GIVEN PROBLEM: Quote each line of the material verbatim, without the pictures.

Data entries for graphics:

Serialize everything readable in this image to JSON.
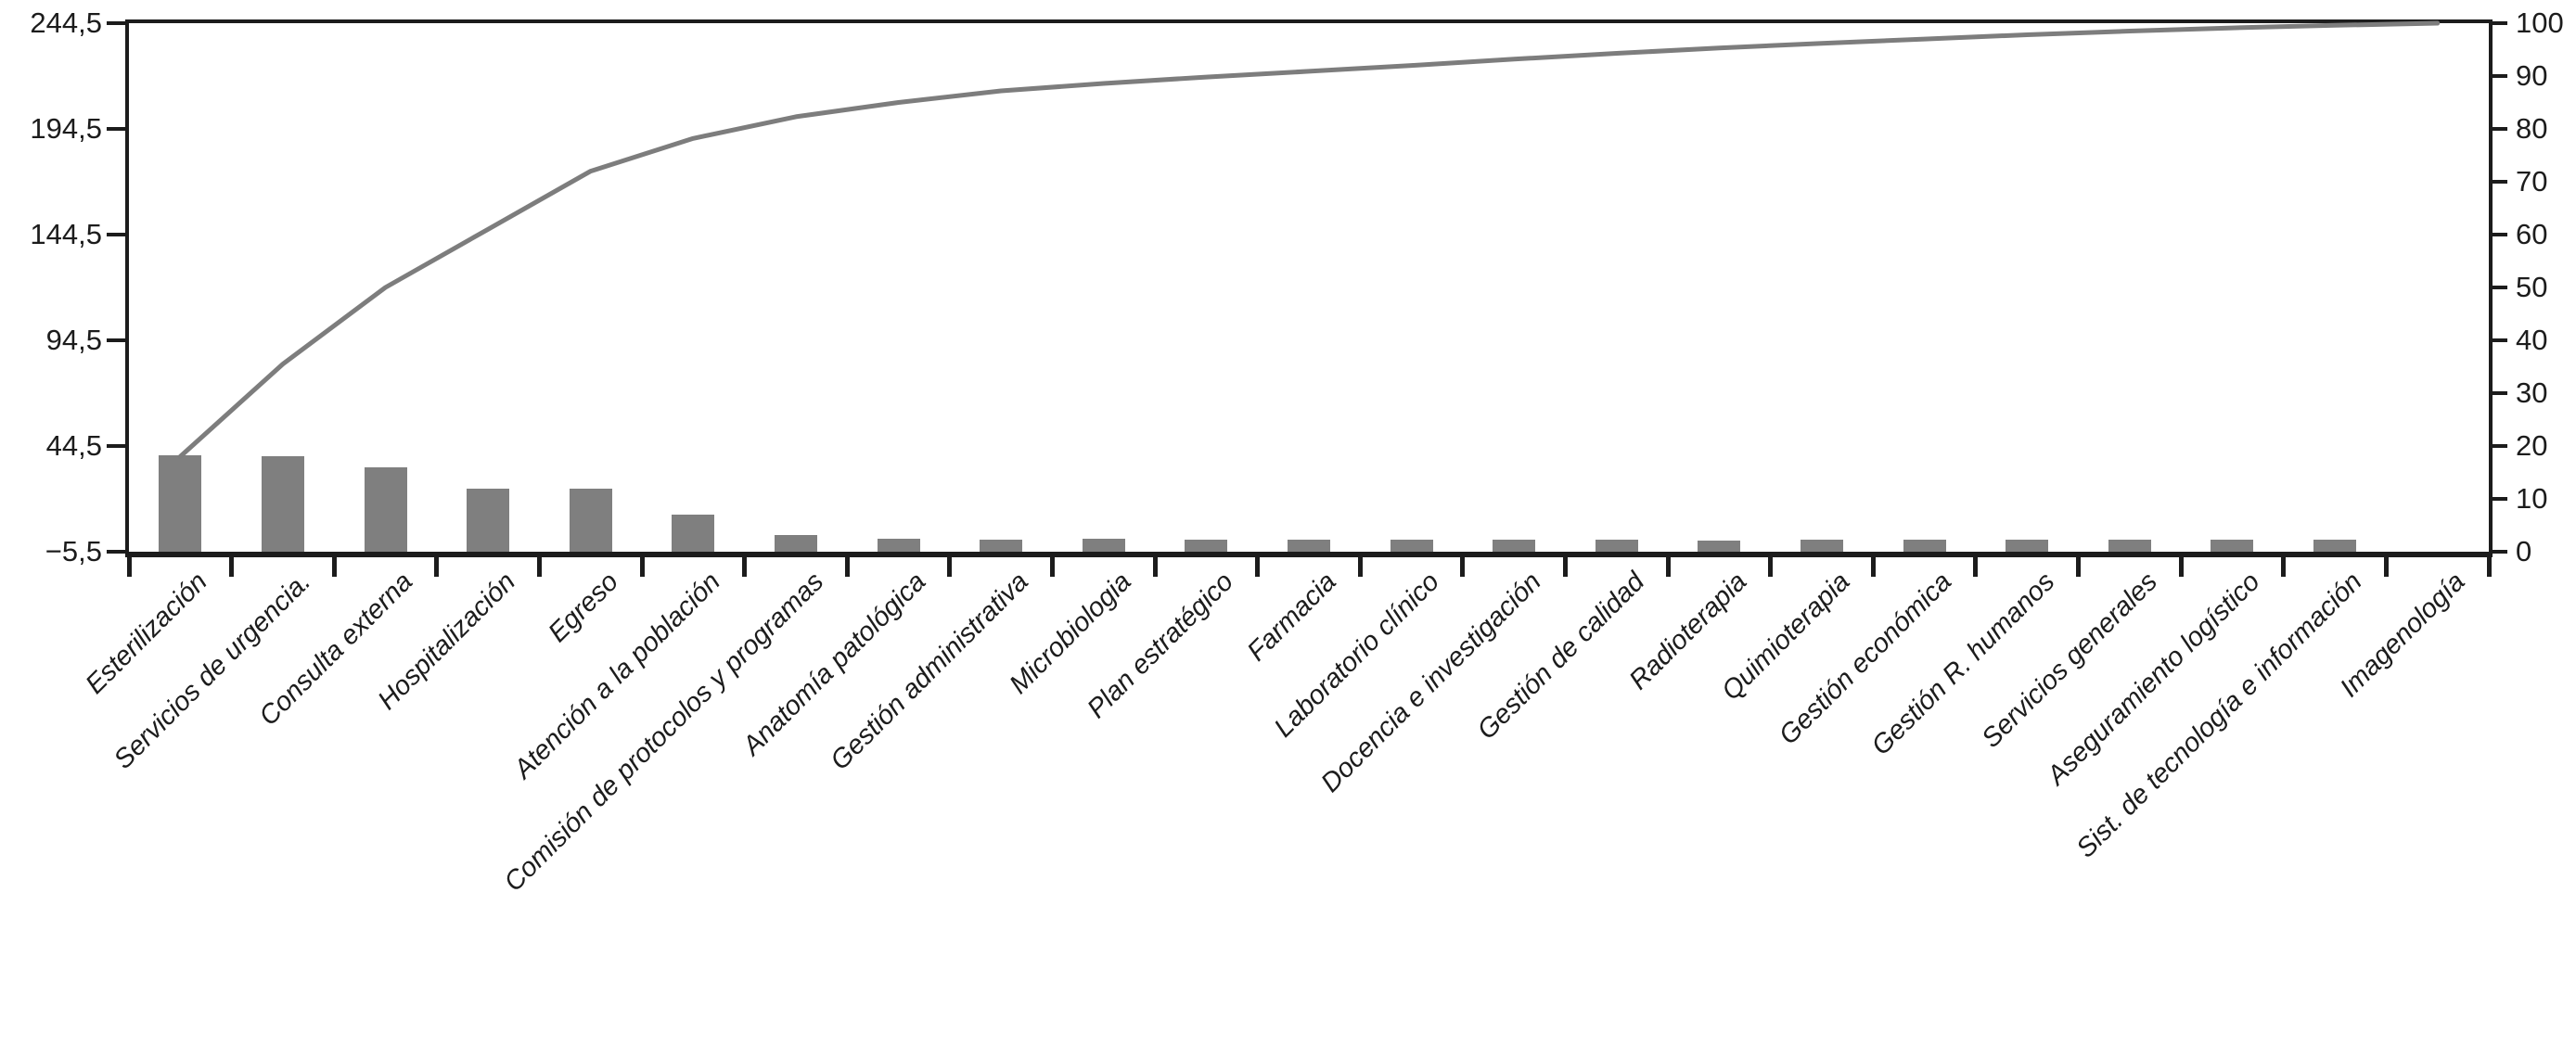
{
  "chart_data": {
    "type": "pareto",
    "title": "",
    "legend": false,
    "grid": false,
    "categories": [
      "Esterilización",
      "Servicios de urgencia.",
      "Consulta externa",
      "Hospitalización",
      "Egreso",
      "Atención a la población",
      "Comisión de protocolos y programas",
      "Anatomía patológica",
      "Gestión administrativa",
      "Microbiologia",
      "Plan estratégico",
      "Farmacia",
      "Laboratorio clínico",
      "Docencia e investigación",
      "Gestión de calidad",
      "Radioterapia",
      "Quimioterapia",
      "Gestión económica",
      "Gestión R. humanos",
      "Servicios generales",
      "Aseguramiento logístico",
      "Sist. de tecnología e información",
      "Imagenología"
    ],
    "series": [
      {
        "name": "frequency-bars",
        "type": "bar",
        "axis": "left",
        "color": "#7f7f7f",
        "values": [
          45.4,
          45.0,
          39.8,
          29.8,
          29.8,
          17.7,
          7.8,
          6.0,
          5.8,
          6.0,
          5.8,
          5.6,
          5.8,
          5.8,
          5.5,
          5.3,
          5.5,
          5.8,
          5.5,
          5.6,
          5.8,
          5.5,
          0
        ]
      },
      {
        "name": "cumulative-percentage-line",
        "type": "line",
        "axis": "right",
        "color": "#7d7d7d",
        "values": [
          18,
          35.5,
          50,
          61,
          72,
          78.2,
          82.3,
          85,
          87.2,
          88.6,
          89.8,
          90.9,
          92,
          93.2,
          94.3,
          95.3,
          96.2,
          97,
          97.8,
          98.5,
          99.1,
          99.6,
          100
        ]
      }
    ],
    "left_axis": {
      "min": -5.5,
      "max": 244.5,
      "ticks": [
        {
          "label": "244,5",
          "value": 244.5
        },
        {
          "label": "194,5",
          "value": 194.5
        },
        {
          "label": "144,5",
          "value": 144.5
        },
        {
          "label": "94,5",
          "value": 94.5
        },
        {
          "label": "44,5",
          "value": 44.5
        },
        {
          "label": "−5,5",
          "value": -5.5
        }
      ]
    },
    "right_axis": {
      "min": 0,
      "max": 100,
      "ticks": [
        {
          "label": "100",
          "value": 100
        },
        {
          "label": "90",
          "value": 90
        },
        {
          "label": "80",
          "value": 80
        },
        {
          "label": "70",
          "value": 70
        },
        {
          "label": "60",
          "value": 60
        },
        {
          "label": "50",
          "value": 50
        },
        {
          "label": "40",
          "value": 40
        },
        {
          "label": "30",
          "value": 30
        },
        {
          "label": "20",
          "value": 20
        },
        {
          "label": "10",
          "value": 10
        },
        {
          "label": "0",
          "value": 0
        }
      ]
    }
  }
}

OUTPUT FOR THIS EXERCISE:
Serialize everything readable in this image to JSON.
{
  "chart_data": {
    "type": "pareto",
    "title": "",
    "legend": false,
    "grid": false,
    "categories": [
      "Esterilización",
      "Servicios de urgencia.",
      "Consulta externa",
      "Hospitalización",
      "Egreso",
      "Atención a la población",
      "Comisión de protocolos y programas",
      "Anatomía patológica",
      "Gestión administrativa",
      "Microbiologia",
      "Plan estratégico",
      "Farmacia",
      "Laboratorio clínico",
      "Docencia e investigación",
      "Gestión de calidad",
      "Radioterapia",
      "Quimioterapia",
      "Gestión económica",
      "Gestión R. humanos",
      "Servicios generales",
      "Aseguramiento logístico",
      "Sist. de tecnología e información",
      "Imagenología"
    ],
    "series": [
      {
        "name": "frequency-bars",
        "type": "bar",
        "axis": "left",
        "color": "#7f7f7f",
        "values": [
          45.4,
          45.0,
          39.8,
          29.8,
          29.8,
          17.7,
          7.8,
          6.0,
          5.8,
          6.0,
          5.8,
          5.6,
          5.8,
          5.8,
          5.5,
          5.3,
          5.5,
          5.8,
          5.5,
          5.6,
          5.8,
          5.5,
          0
        ]
      },
      {
        "name": "cumulative-percentage-line",
        "type": "line",
        "axis": "right",
        "color": "#7d7d7d",
        "values": [
          18,
          35.5,
          50,
          61,
          72,
          78.2,
          82.3,
          85,
          87.2,
          88.6,
          89.8,
          90.9,
          92,
          93.2,
          94.3,
          95.3,
          96.2,
          97,
          97.8,
          98.5,
          99.1,
          99.6,
          100
        ]
      }
    ],
    "left_axis": {
      "min": -5.5,
      "max": 244.5,
      "ticks": [
        {
          "label": "244,5",
          "value": 244.5
        },
        {
          "label": "194,5",
          "value": 194.5
        },
        {
          "label": "144,5",
          "value": 144.5
        },
        {
          "label": "94,5",
          "value": 94.5
        },
        {
          "label": "44,5",
          "value": 44.5
        },
        {
          "label": "−5,5",
          "value": -5.5
        }
      ]
    },
    "right_axis": {
      "min": 0,
      "max": 100,
      "ticks": [
        {
          "label": "100",
          "value": 100
        },
        {
          "label": "90",
          "value": 90
        },
        {
          "label": "80",
          "value": 80
        },
        {
          "label": "70",
          "value": 70
        },
        {
          "label": "60",
          "value": 60
        },
        {
          "label": "50",
          "value": 50
        },
        {
          "label": "40",
          "value": 40
        },
        {
          "label": "30",
          "value": 30
        },
        {
          "label": "20",
          "value": 20
        },
        {
          "label": "10",
          "value": 10
        },
        {
          "label": "0",
          "value": 0
        }
      ]
    }
  }
}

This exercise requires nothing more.